Every line below that contains "числе" is to be copied.
## start Information provided
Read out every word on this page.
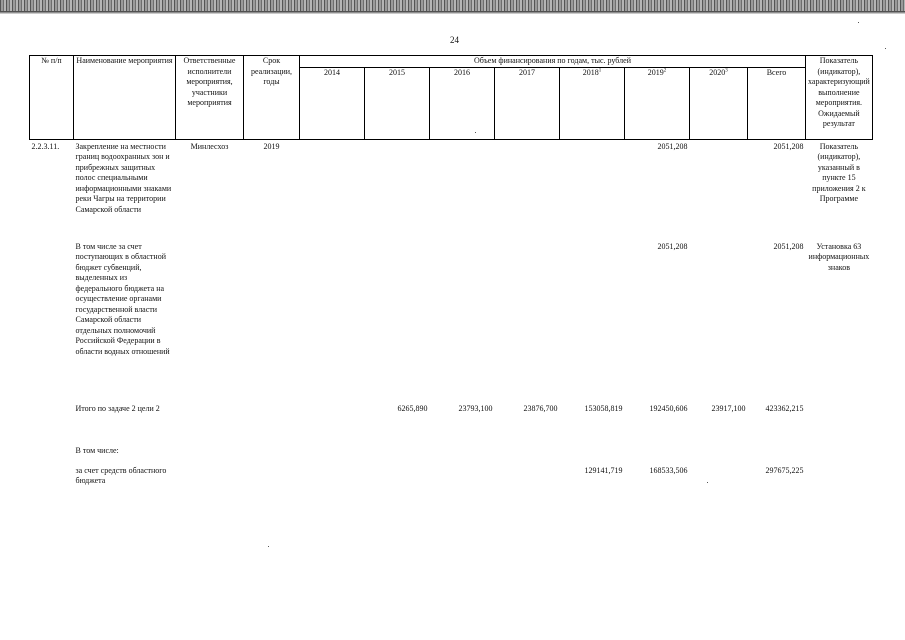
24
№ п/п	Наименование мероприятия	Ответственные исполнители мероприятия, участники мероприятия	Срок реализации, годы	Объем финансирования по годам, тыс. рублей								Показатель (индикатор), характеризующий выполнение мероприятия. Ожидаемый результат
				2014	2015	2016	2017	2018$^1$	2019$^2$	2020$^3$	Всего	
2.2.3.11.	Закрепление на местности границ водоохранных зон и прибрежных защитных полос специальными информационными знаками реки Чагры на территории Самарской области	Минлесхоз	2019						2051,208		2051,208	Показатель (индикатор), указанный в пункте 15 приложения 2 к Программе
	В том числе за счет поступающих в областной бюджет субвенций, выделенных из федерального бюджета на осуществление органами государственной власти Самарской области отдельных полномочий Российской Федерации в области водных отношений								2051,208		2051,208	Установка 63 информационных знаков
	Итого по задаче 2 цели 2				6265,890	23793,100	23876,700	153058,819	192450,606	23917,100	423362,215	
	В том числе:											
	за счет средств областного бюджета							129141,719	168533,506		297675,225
## end Information provided
- Written solution
	В том числе за счет поступающих в областной бюджет субвенций, выделенных из федерального бюджета на осуществление органами государственной власти Самарской области отдельных полномочий Российской Федерации в области водных отношений								2051,208		2051,208	Установка 63 информационных знаков
	В том числе:											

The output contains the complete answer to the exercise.